═════ Source material
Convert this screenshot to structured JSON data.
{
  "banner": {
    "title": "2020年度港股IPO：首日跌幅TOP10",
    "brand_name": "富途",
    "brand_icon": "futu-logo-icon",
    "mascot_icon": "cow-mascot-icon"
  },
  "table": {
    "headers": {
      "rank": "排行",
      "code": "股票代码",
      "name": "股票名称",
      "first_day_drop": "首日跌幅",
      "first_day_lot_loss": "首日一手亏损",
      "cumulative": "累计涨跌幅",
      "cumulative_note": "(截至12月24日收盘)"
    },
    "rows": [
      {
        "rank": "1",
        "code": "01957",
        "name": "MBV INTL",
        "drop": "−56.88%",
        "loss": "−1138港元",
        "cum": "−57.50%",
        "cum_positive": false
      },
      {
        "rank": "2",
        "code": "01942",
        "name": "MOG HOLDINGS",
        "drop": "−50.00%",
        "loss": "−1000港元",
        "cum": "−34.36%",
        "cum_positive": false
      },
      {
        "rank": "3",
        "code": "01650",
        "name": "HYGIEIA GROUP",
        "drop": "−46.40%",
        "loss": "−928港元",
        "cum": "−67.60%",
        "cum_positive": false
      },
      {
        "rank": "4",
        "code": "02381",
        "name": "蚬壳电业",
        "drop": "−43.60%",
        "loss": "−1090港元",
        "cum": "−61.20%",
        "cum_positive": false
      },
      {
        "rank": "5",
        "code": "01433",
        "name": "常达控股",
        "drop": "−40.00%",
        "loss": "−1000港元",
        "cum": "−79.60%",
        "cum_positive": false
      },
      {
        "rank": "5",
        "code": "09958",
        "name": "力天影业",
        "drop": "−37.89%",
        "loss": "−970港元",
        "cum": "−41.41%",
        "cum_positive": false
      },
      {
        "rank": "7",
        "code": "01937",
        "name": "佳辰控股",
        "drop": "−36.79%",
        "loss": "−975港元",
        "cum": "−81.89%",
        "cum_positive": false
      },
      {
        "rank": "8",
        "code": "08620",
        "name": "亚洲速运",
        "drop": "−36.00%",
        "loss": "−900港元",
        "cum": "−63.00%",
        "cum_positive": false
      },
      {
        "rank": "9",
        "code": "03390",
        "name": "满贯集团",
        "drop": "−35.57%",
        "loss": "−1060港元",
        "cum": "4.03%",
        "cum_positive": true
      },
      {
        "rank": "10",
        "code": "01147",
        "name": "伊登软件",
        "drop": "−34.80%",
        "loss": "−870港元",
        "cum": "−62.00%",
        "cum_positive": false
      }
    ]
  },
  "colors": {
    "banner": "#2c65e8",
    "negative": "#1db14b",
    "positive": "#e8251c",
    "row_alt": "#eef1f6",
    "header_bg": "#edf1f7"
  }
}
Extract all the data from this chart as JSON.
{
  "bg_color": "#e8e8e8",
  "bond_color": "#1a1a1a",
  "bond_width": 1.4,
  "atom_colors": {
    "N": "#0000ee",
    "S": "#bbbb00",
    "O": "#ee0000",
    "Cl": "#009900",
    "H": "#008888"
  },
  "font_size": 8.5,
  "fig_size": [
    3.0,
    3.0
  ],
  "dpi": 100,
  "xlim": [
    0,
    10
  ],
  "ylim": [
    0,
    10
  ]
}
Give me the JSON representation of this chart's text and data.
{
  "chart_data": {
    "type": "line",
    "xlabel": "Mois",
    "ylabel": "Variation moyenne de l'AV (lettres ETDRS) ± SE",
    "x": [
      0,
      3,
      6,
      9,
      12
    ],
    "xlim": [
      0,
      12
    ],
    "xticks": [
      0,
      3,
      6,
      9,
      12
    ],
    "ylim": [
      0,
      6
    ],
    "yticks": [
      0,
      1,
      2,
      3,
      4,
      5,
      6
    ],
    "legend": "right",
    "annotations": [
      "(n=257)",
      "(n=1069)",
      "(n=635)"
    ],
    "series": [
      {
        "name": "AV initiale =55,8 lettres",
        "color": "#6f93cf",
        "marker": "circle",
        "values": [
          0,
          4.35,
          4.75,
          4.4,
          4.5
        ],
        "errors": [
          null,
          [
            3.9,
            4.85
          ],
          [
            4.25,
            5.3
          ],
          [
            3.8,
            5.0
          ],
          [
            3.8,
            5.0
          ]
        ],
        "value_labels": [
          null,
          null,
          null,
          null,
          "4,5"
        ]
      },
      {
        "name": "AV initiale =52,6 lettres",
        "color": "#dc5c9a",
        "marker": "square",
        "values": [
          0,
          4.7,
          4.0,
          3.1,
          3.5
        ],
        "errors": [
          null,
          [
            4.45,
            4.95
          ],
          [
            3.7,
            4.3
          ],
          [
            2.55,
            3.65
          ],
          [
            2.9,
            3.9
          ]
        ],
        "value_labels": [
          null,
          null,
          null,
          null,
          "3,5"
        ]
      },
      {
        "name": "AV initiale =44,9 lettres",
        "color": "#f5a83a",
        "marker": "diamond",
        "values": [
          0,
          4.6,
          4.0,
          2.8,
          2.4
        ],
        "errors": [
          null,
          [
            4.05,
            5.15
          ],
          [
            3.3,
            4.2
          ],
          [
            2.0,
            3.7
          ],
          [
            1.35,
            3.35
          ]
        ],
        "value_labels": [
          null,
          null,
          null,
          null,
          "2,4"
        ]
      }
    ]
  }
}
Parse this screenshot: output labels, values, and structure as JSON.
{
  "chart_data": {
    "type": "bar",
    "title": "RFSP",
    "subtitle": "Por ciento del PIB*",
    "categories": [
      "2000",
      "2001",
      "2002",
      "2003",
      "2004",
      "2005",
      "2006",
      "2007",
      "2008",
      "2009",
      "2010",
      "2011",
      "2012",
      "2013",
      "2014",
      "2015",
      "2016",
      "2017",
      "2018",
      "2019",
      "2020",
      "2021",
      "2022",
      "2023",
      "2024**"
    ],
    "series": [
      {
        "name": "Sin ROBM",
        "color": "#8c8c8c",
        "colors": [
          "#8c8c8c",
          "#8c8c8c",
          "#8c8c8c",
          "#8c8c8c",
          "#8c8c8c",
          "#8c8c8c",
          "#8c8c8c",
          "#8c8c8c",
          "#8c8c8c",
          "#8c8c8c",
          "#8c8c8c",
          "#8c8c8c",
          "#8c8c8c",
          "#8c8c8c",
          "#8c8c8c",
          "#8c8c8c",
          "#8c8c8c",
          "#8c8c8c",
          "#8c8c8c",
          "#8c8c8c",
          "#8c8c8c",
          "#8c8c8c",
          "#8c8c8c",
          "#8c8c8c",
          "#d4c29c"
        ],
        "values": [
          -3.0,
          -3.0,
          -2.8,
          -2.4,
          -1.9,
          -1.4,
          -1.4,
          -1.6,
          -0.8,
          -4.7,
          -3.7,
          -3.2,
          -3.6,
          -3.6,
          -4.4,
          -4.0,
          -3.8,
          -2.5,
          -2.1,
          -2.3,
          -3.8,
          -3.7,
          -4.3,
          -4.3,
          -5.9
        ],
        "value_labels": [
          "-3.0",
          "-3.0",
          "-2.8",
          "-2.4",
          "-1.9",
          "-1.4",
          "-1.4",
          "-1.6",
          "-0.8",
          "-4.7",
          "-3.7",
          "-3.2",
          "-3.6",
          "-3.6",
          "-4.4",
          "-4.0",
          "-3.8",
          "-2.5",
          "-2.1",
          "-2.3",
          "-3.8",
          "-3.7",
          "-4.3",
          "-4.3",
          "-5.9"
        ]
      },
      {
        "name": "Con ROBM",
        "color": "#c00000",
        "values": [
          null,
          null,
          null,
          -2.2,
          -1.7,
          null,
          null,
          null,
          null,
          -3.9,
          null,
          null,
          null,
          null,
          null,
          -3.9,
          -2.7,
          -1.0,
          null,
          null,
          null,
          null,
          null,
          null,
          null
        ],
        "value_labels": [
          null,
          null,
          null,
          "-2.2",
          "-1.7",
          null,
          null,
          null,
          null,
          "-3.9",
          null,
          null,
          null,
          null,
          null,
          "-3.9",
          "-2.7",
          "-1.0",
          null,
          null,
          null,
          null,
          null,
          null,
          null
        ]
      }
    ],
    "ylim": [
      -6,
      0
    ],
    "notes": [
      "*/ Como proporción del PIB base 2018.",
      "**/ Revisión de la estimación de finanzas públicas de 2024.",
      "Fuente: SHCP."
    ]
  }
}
══════════
* **Short problem**
Using the listing above, work out how many of its lines include "this", and give only the result.

* **Task answer**
4